**Supplied records:**
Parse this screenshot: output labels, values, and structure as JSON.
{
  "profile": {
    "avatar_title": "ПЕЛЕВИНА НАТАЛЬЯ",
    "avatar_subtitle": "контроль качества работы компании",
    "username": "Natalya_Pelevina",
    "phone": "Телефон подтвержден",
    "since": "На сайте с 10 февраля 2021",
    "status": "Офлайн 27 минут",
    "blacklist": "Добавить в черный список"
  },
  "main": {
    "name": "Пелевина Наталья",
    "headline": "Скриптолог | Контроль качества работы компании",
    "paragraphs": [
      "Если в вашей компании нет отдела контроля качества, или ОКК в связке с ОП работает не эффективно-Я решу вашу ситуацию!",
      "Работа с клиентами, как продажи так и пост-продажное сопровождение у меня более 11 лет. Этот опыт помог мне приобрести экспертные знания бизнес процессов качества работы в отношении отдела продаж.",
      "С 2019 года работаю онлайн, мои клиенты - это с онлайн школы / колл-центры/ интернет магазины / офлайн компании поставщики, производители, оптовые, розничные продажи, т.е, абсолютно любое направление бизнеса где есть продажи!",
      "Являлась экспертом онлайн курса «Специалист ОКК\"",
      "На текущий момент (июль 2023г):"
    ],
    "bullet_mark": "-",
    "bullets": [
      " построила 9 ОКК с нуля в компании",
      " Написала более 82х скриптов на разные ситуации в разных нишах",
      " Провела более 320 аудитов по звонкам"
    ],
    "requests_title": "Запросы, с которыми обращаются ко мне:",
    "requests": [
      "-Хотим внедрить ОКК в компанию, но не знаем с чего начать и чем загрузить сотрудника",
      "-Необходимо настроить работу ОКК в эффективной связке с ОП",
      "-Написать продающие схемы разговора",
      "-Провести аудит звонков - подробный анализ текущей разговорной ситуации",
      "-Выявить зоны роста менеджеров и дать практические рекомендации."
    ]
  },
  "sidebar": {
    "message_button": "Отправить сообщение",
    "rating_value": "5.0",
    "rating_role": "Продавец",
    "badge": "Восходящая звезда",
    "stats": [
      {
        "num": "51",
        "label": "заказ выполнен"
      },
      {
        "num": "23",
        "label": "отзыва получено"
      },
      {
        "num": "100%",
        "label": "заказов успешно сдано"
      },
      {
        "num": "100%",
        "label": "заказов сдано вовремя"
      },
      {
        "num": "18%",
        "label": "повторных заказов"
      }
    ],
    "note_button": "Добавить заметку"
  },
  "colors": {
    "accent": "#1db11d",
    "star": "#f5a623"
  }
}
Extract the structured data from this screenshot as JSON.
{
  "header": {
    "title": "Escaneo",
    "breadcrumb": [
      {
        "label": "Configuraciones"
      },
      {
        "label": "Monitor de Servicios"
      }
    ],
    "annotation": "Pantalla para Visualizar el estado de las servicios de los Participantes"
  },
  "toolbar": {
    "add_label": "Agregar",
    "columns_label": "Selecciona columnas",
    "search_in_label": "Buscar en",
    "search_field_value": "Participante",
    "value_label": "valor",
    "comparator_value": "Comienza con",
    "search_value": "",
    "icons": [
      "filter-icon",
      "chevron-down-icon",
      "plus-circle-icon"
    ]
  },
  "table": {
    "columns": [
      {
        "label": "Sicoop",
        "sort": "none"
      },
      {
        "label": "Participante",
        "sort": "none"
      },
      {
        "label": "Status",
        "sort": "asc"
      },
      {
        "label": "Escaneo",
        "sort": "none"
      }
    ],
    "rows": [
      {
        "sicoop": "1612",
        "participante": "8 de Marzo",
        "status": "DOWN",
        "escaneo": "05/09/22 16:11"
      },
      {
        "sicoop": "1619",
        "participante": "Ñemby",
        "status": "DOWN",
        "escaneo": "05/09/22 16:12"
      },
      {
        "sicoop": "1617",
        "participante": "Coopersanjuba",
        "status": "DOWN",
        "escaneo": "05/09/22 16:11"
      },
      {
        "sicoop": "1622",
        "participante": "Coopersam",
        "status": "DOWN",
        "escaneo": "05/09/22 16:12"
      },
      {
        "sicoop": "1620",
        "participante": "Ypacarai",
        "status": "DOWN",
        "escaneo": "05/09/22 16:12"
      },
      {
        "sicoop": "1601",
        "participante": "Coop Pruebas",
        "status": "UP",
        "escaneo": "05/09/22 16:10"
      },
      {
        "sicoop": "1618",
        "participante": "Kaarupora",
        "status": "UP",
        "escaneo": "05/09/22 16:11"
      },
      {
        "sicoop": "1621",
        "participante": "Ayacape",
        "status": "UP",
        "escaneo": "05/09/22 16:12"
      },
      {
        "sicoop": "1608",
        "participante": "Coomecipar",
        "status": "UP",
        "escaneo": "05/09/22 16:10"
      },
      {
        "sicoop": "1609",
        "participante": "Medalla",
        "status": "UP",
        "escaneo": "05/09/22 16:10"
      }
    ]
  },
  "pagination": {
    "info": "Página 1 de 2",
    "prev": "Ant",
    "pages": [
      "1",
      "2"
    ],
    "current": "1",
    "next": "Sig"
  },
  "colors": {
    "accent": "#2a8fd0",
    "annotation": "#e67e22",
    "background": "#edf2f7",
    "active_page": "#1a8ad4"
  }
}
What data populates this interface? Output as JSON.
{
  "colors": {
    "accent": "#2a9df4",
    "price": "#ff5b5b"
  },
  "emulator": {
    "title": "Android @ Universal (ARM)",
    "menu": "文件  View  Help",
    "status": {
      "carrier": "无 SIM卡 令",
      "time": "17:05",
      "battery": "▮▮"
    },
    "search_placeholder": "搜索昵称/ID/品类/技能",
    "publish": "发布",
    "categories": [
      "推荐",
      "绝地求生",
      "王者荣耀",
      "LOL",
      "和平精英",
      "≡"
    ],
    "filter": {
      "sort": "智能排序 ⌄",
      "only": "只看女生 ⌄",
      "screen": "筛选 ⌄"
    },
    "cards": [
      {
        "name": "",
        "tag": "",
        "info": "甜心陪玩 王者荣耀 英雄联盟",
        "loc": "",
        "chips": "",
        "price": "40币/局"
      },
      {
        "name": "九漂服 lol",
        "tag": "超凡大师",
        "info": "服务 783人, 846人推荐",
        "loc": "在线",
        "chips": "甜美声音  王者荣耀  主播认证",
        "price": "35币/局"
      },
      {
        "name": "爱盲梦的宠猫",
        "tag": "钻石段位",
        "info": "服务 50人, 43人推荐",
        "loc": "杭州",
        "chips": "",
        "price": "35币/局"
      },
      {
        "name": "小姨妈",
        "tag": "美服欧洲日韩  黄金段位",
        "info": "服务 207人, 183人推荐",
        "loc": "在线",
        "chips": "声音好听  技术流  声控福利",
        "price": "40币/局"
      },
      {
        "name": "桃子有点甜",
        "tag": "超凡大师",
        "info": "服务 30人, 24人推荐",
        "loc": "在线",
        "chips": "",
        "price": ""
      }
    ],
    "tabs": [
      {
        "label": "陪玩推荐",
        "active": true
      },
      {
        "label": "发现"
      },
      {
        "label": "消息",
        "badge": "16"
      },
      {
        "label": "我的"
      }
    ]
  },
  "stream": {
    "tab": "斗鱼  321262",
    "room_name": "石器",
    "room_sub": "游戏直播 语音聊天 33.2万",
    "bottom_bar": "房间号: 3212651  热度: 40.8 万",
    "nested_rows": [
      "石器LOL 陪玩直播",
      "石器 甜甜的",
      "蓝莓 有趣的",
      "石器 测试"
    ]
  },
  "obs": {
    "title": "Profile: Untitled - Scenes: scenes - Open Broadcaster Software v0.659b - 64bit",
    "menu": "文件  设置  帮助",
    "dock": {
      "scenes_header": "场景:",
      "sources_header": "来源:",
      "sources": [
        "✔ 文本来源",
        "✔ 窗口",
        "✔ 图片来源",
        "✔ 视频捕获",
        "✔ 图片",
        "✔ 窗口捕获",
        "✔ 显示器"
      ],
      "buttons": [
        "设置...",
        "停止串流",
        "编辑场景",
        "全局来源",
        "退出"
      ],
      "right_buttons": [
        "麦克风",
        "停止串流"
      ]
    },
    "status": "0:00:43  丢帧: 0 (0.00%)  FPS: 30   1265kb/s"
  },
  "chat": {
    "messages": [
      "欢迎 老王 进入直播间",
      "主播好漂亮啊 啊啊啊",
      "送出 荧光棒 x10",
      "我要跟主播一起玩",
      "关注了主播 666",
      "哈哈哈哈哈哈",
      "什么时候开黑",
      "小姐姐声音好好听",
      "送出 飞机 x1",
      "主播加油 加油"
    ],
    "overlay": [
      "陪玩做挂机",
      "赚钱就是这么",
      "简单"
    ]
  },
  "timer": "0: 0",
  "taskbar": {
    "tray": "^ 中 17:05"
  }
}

**Required task:** All lines of the data above that include the word "accent" must be shown.

**In response:**
    "accent": "#1db11d",
    "accent": "#2a8fd0",
    "accent": "#2a9df4",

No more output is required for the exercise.